» Problem statement
Repeat everything in the material exactly.

» Dataset records
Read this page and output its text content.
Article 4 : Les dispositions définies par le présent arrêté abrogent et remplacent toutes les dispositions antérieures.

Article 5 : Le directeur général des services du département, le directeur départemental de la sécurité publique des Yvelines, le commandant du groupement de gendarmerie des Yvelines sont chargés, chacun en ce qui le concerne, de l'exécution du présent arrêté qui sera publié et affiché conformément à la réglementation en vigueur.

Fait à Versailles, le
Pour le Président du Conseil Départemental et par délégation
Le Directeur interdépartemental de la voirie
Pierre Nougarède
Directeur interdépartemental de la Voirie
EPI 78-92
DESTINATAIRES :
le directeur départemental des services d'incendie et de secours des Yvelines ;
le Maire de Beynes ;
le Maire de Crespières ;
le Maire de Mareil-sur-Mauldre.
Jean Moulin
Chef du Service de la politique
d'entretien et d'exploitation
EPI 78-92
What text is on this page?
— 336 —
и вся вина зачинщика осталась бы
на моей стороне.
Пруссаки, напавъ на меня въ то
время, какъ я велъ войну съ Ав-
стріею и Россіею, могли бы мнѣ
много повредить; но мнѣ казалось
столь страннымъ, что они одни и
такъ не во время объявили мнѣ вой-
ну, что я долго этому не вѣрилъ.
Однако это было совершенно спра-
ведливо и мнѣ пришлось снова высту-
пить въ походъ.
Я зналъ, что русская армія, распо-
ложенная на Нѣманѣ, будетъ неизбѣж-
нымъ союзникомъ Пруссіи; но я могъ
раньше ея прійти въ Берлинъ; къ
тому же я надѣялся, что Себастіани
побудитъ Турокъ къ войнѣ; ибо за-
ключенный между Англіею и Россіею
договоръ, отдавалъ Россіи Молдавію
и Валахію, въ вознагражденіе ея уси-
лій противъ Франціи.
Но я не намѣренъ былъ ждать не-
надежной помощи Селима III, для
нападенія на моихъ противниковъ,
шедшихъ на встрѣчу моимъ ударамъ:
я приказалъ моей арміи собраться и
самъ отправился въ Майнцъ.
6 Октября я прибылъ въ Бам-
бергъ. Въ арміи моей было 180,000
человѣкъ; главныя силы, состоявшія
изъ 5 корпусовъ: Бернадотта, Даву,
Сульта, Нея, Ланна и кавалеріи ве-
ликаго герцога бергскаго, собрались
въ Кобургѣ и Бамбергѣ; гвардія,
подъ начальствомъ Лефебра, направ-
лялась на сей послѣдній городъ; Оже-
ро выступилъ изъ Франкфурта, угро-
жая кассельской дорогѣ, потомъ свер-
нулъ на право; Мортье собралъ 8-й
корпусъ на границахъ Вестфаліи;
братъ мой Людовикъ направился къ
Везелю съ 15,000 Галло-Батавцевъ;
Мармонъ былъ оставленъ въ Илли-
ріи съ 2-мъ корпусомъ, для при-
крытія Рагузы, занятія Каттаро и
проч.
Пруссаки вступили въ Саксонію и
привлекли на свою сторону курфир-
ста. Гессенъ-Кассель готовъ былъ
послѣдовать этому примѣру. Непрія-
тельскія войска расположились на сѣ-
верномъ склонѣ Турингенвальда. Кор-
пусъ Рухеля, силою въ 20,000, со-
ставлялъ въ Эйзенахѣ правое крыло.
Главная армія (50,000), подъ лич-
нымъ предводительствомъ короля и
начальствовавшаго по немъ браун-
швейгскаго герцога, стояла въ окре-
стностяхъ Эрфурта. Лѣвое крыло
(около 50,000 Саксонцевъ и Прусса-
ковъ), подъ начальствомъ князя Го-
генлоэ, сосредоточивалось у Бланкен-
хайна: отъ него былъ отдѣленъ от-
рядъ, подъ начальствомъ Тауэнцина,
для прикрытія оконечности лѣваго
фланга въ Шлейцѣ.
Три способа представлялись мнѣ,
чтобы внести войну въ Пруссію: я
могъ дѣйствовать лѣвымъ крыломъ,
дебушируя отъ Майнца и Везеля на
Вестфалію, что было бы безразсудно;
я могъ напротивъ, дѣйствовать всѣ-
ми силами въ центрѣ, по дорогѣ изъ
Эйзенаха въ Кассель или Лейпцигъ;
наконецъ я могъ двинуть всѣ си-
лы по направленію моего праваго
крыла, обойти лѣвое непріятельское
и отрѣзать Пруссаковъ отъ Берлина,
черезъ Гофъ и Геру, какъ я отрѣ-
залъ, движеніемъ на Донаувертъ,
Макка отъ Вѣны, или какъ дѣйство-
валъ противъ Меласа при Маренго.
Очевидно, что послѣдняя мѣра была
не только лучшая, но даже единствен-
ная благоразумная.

» Response for this exercise
Read this page and output its text content.
Article 4 : Les dispositions définies par le présent arrêté abrogent et remplacent toutes les dispositions antérieures.

Article 5 : Le directeur général des services du département, le directeur départemental de la sécurité publique des Yvelines, le commandant du groupement de gendarmerie des Yvelines sont chargés, chacun en ce qui le concerne, de l'exécution du présent arrêté qui sera publié et affiché conformément à la réglementation en vigueur.

Fait à Versailles, le
Pour le Président du Conseil Départemental et par délégation
Le Directeur interdépartemental de la voirie
Pierre Nougarède
Directeur interdépartemental de la Voirie
EPI 78-92
DESTINATAIRES :
le directeur départemental des services d'incendie et de secours des Yvelines ;
le Maire de Beynes ;
le Maire de Crespières ;
le Maire de Mareil-sur-Mauldre.
Jean Moulin
Chef du Service de la politique
d'entretien et d'exploitation
EPI 78-92
What text is on this page?
— 336 —
и вся вина зачинщика осталась бы
на моей стороне.
Пруссаки, напавъ на меня въ то
время, какъ я велъ войну съ Ав-
стріею и Россіею, могли бы мнѣ
много повредить; но мнѣ казалось
столь страннымъ, что они одни и
такъ не во время объявили мнѣ вой-
ну, что я долго этому не вѣрилъ.
Однако это было совершенно спра-
ведливо и мнѣ пришлось снова высту-
пить въ походъ.
Я зналъ, что русская армія, распо-
ложенная на Нѣманѣ, будетъ неизбѣж-
нымъ союзникомъ Пруссіи; но я могъ
раньше ея прійти въ Берлинъ; къ
тому же я надѣялся, что Себастіани
побудитъ Турокъ къ войнѣ; ибо за-
ключенный между Англіею и Россіею
договоръ, отдавалъ Россіи Молдавію
и Валахію, въ вознагражденіе ея уси-
лій противъ Франціи.
Но я не намѣренъ былъ ждать не-
надежной помощи Селима III, для
нападенія на моихъ противниковъ,
шедшихъ на встрѣчу моимъ ударамъ:
я приказалъ моей арміи собраться и
самъ отправился въ Майнцъ.
6 Октября я прибылъ въ Бам-
бергъ. Въ арміи моей было 180,000
человѣкъ; главныя силы, состоявшія
изъ 5 корпусовъ: Бернадотта, Даву,
Сульта, Нея, Ланна и кавалеріи ве-
ликаго герцога бергскаго, собрались
въ Кобургѣ и Бамбергѣ; гвардія,
подъ начальствомъ Лефебра, направ-
лялась на сей послѣдній городъ; Оже-
ро выступилъ изъ Франкфурта, угро-
жая кассельской дорогѣ, потомъ свер-
нулъ на право; Мортье собралъ 8-й
корпусъ на границахъ Вестфаліи;
братъ мой Людовикъ направился къ
Везелю съ 15,000 Галло-Батавцевъ;
Мармонъ былъ оставленъ въ Илли-
ріи съ 2-мъ корпусомъ, для при-
крытія Рагузы, занятія Каттаро и
проч.
Пруссаки вступили въ Саксонію и
привлекли на свою сторону курфир-
ста. Гессенъ-Кассель готовъ былъ
послѣдовать этому примѣру. Непрія-
тельскія войска расположились на сѣ-
верномъ склонѣ Турингенвальда. Кор-
пусъ Рухеля, силою въ 20,000, со-
ставлялъ въ Эйзенахѣ правое крыло.
Главная армія (50,000), подъ лич-
нымъ предводительствомъ короля и
начальствовавшаго по немъ браун-
швейгскаго герцога, стояла въ окре-
стностяхъ Эрфурта. Лѣвое крыло
(около 50,000 Саксонцевъ и Прусса-
ковъ), подъ начальствомъ князя Го-
генлоэ, сосредоточивалось у Бланкен-
хайна: отъ него былъ отдѣленъ от-
рядъ, подъ начальствомъ Тауэнцина,
для прикрытія оконечности лѣваго
фланга въ Шлейцѣ.
Три способа представлялись мнѣ,
чтобы внести войну въ Пруссію: я
могъ дѣйствовать лѣвымъ крыломъ,
дебушируя отъ Майнца и Везеля на
Вестфалію, что было бы безразсудно;
я могъ напротивъ, дѣйствовать всѣ-
ми силами въ центрѣ, по дорогѣ изъ
Эйзенаха въ Кассель или Лейпцигъ;
наконецъ я могъ двинуть всѣ си-
лы по направленію моего праваго
крыла, обойти лѣвое непріятельское
и отрѣзать Пруссаковъ отъ Берлина,
черезъ Гофъ и Геру, какъ я отрѣ-
залъ, движеніемъ на Донаувертъ,
Макка отъ Вѣны, или какъ дѣйство-
валъ противъ Меласа при Маренго.
Очевидно, что послѣдняя мѣра была
не только лучшая, но даже единствен-
ная благоразумная.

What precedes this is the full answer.